Filter out everything except lines holding "title".

(Figure dataset records):
+ + + +
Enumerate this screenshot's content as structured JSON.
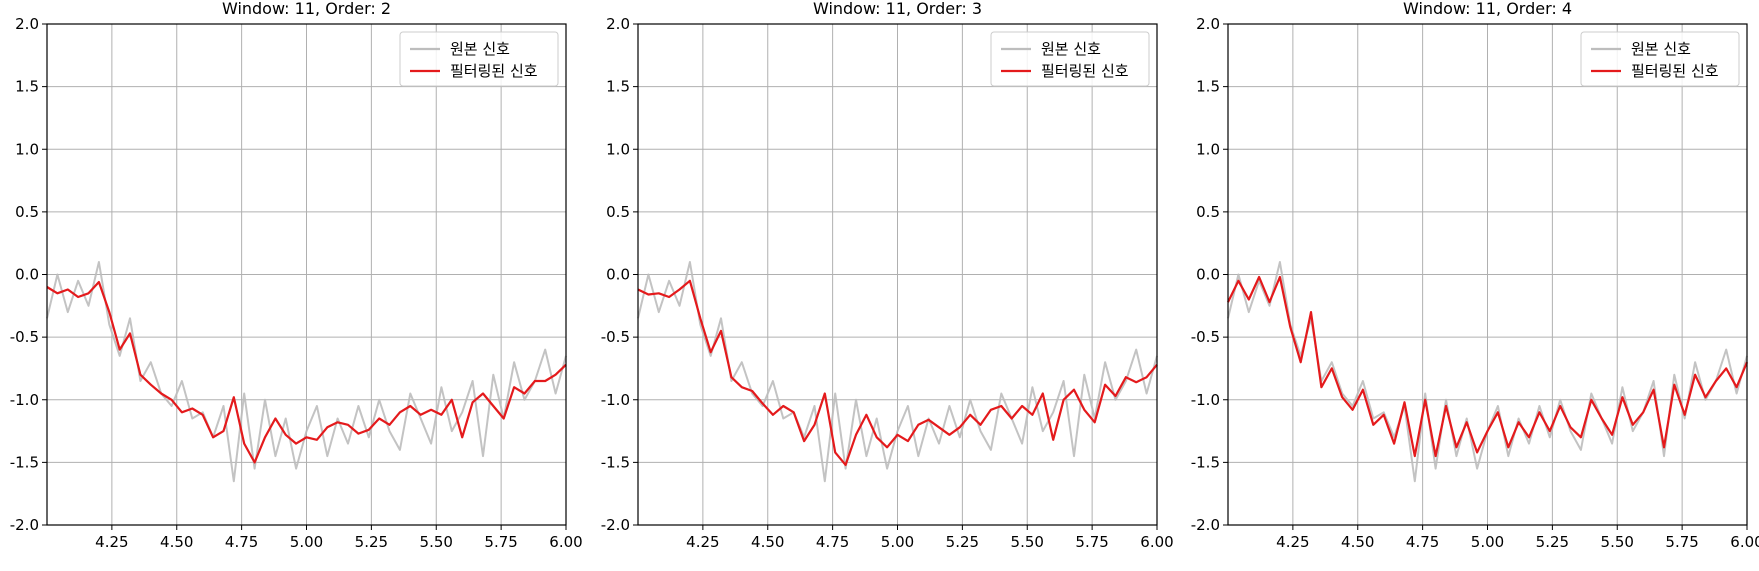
{
  "chart_data": [
    {
      "type": "line",
      "title": "Window: 11, Order: 2",
      "xlabel": "",
      "ylabel": "",
      "xlim": [
        4.0,
        6.0
      ],
      "ylim": [
        -2.0,
        2.0
      ],
      "xticks": [
        4.25,
        4.5,
        4.75,
        5.0,
        5.25,
        5.5,
        5.75,
        6.0
      ],
      "xtick_labels": [
        "4.25",
        "4.50",
        "4.75",
        "5.00",
        "5.25",
        "5.50",
        "5.75",
        "6.00"
      ],
      "yticks": [
        -2.0,
        -1.5,
        -1.0,
        -0.5,
        0.0,
        0.5,
        1.0,
        1.5,
        2.0
      ],
      "ytick_labels": [
        "-2.0",
        "-1.5",
        "-1.0",
        "-0.5",
        "0.0",
        "0.5",
        "1.0",
        "1.5",
        "2.0"
      ],
      "grid": true,
      "legend": "top-right",
      "series": [
        {
          "name": "원본 신호",
          "color": "#bdbdbd",
          "x": [
            4.0,
            4.04,
            4.08,
            4.12,
            4.16,
            4.2,
            4.24,
            4.28,
            4.32,
            4.36,
            4.4,
            4.44,
            4.48,
            4.52,
            4.56,
            4.6,
            4.64,
            4.68,
            4.72,
            4.76,
            4.8,
            4.84,
            4.88,
            4.92,
            4.96,
            5.0,
            5.04,
            5.08,
            5.12,
            5.16,
            5.2,
            5.24,
            5.28,
            5.32,
            5.36,
            5.4,
            5.44,
            5.48,
            5.52,
            5.56,
            5.6,
            5.64,
            5.68,
            5.72,
            5.76,
            5.8,
            5.84,
            5.88,
            5.92,
            5.96,
            6.0
          ],
          "y": [
            -0.35,
            0.0,
            -0.3,
            -0.05,
            -0.25,
            0.1,
            -0.4,
            -0.65,
            -0.35,
            -0.85,
            -0.7,
            -0.95,
            -1.05,
            -0.85,
            -1.15,
            -1.1,
            -1.3,
            -1.05,
            -1.65,
            -0.95,
            -1.55,
            -1.0,
            -1.45,
            -1.15,
            -1.55,
            -1.25,
            -1.05,
            -1.45,
            -1.15,
            -1.35,
            -1.05,
            -1.3,
            -1.0,
            -1.25,
            -1.4,
            -0.95,
            -1.15,
            -1.35,
            -0.9,
            -1.25,
            -1.1,
            -0.85,
            -1.45,
            -0.8,
            -1.15,
            -0.7,
            -1.0,
            -0.85,
            -0.6,
            -0.95,
            -0.65
          ]
        },
        {
          "name": "필터링된 신호",
          "color": "#e41a1c",
          "x": [
            4.0,
            4.04,
            4.08,
            4.12,
            4.16,
            4.2,
            4.24,
            4.28,
            4.32,
            4.36,
            4.4,
            4.44,
            4.48,
            4.52,
            4.56,
            4.6,
            4.64,
            4.68,
            4.72,
            4.76,
            4.8,
            4.84,
            4.88,
            4.92,
            4.96,
            5.0,
            5.04,
            5.08,
            5.12,
            5.16,
            5.2,
            5.24,
            5.28,
            5.32,
            5.36,
            5.4,
            5.44,
            5.48,
            5.52,
            5.56,
            5.6,
            5.64,
            5.68,
            5.72,
            5.76,
            5.8,
            5.84,
            5.88,
            5.92,
            5.96,
            6.0
          ],
          "y": [
            -0.1,
            -0.15,
            -0.12,
            -0.18,
            -0.15,
            -0.06,
            -0.3,
            -0.6,
            -0.47,
            -0.8,
            -0.88,
            -0.95,
            -1.0,
            -1.1,
            -1.07,
            -1.12,
            -1.3,
            -1.25,
            -0.98,
            -1.35,
            -1.5,
            -1.3,
            -1.15,
            -1.28,
            -1.35,
            -1.3,
            -1.32,
            -1.22,
            -1.18,
            -1.2,
            -1.27,
            -1.24,
            -1.15,
            -1.2,
            -1.1,
            -1.05,
            -1.12,
            -1.08,
            -1.12,
            -1.0,
            -1.3,
            -1.02,
            -0.95,
            -1.05,
            -1.15,
            -0.9,
            -0.95,
            -0.85,
            -0.85,
            -0.8,
            -0.72
          ]
        }
      ]
    },
    {
      "type": "line",
      "title": "Window: 11, Order: 3",
      "xlabel": "",
      "ylabel": "",
      "xlim": [
        4.0,
        6.0
      ],
      "ylim": [
        -2.0,
        2.0
      ],
      "xticks": [
        4.25,
        4.5,
        4.75,
        5.0,
        5.25,
        5.5,
        5.75,
        6.0
      ],
      "xtick_labels": [
        "4.25",
        "4.50",
        "4.75",
        "5.00",
        "5.25",
        "5.50",
        "5.75",
        "6.00"
      ],
      "yticks": [
        -2.0,
        -1.5,
        -1.0,
        -0.5,
        0.0,
        0.5,
        1.0,
        1.5,
        2.0
      ],
      "ytick_labels": [
        "-2.0",
        "-1.5",
        "-1.0",
        "-0.5",
        "0.0",
        "0.5",
        "1.0",
        "1.5",
        "2.0"
      ],
      "grid": true,
      "legend": "top-right",
      "series": [
        {
          "name": "원본 신호",
          "color": "#bdbdbd",
          "x": [
            4.0,
            4.04,
            4.08,
            4.12,
            4.16,
            4.2,
            4.24,
            4.28,
            4.32,
            4.36,
            4.4,
            4.44,
            4.48,
            4.52,
            4.56,
            4.6,
            4.64,
            4.68,
            4.72,
            4.76,
            4.8,
            4.84,
            4.88,
            4.92,
            4.96,
            5.0,
            5.04,
            5.08,
            5.12,
            5.16,
            5.2,
            5.24,
            5.28,
            5.32,
            5.36,
            5.4,
            5.44,
            5.48,
            5.52,
            5.56,
            5.6,
            5.64,
            5.68,
            5.72,
            5.76,
            5.8,
            5.84,
            5.88,
            5.92,
            5.96,
            6.0
          ],
          "y": [
            -0.35,
            0.0,
            -0.3,
            -0.05,
            -0.25,
            0.1,
            -0.4,
            -0.65,
            -0.35,
            -0.85,
            -0.7,
            -0.95,
            -1.05,
            -0.85,
            -1.15,
            -1.1,
            -1.3,
            -1.05,
            -1.65,
            -0.95,
            -1.55,
            -1.0,
            -1.45,
            -1.15,
            -1.55,
            -1.25,
            -1.05,
            -1.45,
            -1.15,
            -1.35,
            -1.05,
            -1.3,
            -1.0,
            -1.25,
            -1.4,
            -0.95,
            -1.15,
            -1.35,
            -0.9,
            -1.25,
            -1.1,
            -0.85,
            -1.45,
            -0.8,
            -1.15,
            -0.7,
            -1.0,
            -0.85,
            -0.6,
            -0.95,
            -0.65
          ]
        },
        {
          "name": "필터링된 신호",
          "color": "#e41a1c",
          "x": [
            4.0,
            4.04,
            4.08,
            4.12,
            4.16,
            4.2,
            4.24,
            4.28,
            4.32,
            4.36,
            4.4,
            4.44,
            4.48,
            4.52,
            4.56,
            4.6,
            4.64,
            4.68,
            4.72,
            4.76,
            4.8,
            4.84,
            4.88,
            4.92,
            4.96,
            5.0,
            5.04,
            5.08,
            5.12,
            5.16,
            5.2,
            5.24,
            5.28,
            5.32,
            5.36,
            5.4,
            5.44,
            5.48,
            5.52,
            5.56,
            5.6,
            5.64,
            5.68,
            5.72,
            5.76,
            5.8,
            5.84,
            5.88,
            5.92,
            5.96,
            6.0
          ],
          "y": [
            -0.12,
            -0.16,
            -0.15,
            -0.18,
            -0.12,
            -0.05,
            -0.35,
            -0.62,
            -0.45,
            -0.82,
            -0.9,
            -0.93,
            -1.03,
            -1.12,
            -1.05,
            -1.1,
            -1.33,
            -1.2,
            -0.95,
            -1.42,
            -1.52,
            -1.28,
            -1.12,
            -1.3,
            -1.38,
            -1.28,
            -1.33,
            -1.2,
            -1.16,
            -1.22,
            -1.28,
            -1.22,
            -1.12,
            -1.2,
            -1.08,
            -1.05,
            -1.15,
            -1.05,
            -1.12,
            -0.95,
            -1.32,
            -1.0,
            -0.92,
            -1.08,
            -1.18,
            -0.88,
            -0.97,
            -0.82,
            -0.86,
            -0.82,
            -0.72
          ]
        }
      ]
    },
    {
      "type": "line",
      "title": "Window: 11, Order: 4",
      "xlabel": "",
      "ylabel": "",
      "xlim": [
        4.0,
        6.0
      ],
      "ylim": [
        -2.0,
        2.0
      ],
      "xticks": [
        4.25,
        4.5,
        4.75,
        5.0,
        5.25,
        5.5,
        5.75,
        6.0
      ],
      "xtick_labels": [
        "4.25",
        "4.50",
        "4.75",
        "5.00",
        "5.25",
        "5.50",
        "5.75",
        "6.00"
      ],
      "yticks": [
        -2.0,
        -1.5,
        -1.0,
        -0.5,
        0.0,
        0.5,
        1.0,
        1.5,
        2.0
      ],
      "ytick_labels": [
        "-2.0",
        "-1.5",
        "-1.0",
        "-0.5",
        "0.0",
        "0.5",
        "1.0",
        "1.5",
        "2.0"
      ],
      "grid": true,
      "legend": "top-right",
      "series": [
        {
          "name": "원본 신호",
          "color": "#bdbdbd",
          "x": [
            4.0,
            4.04,
            4.08,
            4.12,
            4.16,
            4.2,
            4.24,
            4.28,
            4.32,
            4.36,
            4.4,
            4.44,
            4.48,
            4.52,
            4.56,
            4.6,
            4.64,
            4.68,
            4.72,
            4.76,
            4.8,
            4.84,
            4.88,
            4.92,
            4.96,
            5.0,
            5.04,
            5.08,
            5.12,
            5.16,
            5.2,
            5.24,
            5.28,
            5.32,
            5.36,
            5.4,
            5.44,
            5.48,
            5.52,
            5.56,
            5.6,
            5.64,
            5.68,
            5.72,
            5.76,
            5.8,
            5.84,
            5.88,
            5.92,
            5.96,
            6.0
          ],
          "y": [
            -0.35,
            0.0,
            -0.3,
            -0.05,
            -0.25,
            0.1,
            -0.4,
            -0.65,
            -0.35,
            -0.85,
            -0.7,
            -0.95,
            -1.05,
            -0.85,
            -1.15,
            -1.1,
            -1.3,
            -1.05,
            -1.65,
            -0.95,
            -1.55,
            -1.0,
            -1.45,
            -1.15,
            -1.55,
            -1.25,
            -1.05,
            -1.45,
            -1.15,
            -1.35,
            -1.05,
            -1.3,
            -1.0,
            -1.25,
            -1.4,
            -0.95,
            -1.15,
            -1.35,
            -0.9,
            -1.25,
            -1.1,
            -0.85,
            -1.45,
            -0.8,
            -1.15,
            -0.7,
            -1.0,
            -0.85,
            -0.6,
            -0.95,
            -0.65
          ]
        },
        {
          "name": "필터링된 신호",
          "color": "#e41a1c",
          "x": [
            4.0,
            4.04,
            4.08,
            4.12,
            4.16,
            4.2,
            4.24,
            4.28,
            4.32,
            4.36,
            4.4,
            4.44,
            4.48,
            4.52,
            4.56,
            4.6,
            4.64,
            4.68,
            4.72,
            4.76,
            4.8,
            4.84,
            4.88,
            4.92,
            4.96,
            5.0,
            5.04,
            5.08,
            5.12,
            5.16,
            5.2,
            5.24,
            5.28,
            5.32,
            5.36,
            5.4,
            5.44,
            5.48,
            5.52,
            5.56,
            5.6,
            5.64,
            5.68,
            5.72,
            5.76,
            5.8,
            5.84,
            5.88,
            5.92,
            5.96,
            6.0
          ],
          "y": [
            -0.22,
            -0.05,
            -0.2,
            -0.02,
            -0.22,
            -0.02,
            -0.42,
            -0.7,
            -0.3,
            -0.9,
            -0.75,
            -0.98,
            -1.08,
            -0.92,
            -1.2,
            -1.12,
            -1.35,
            -1.02,
            -1.45,
            -1.0,
            -1.45,
            -1.05,
            -1.38,
            -1.18,
            -1.42,
            -1.25,
            -1.1,
            -1.38,
            -1.18,
            -1.3,
            -1.1,
            -1.25,
            -1.05,
            -1.22,
            -1.3,
            -1.0,
            -1.15,
            -1.28,
            -0.98,
            -1.2,
            -1.1,
            -0.92,
            -1.38,
            -0.88,
            -1.12,
            -0.8,
            -0.98,
            -0.85,
            -0.75,
            -0.9,
            -0.7
          ]
        }
      ]
    }
  ]
}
+ + + +
(Written response):
      "title": "Window: 11, Order: 2",
      "title": "Window: 11, Order: 3",
      "title": "Window: 11, Order: 4",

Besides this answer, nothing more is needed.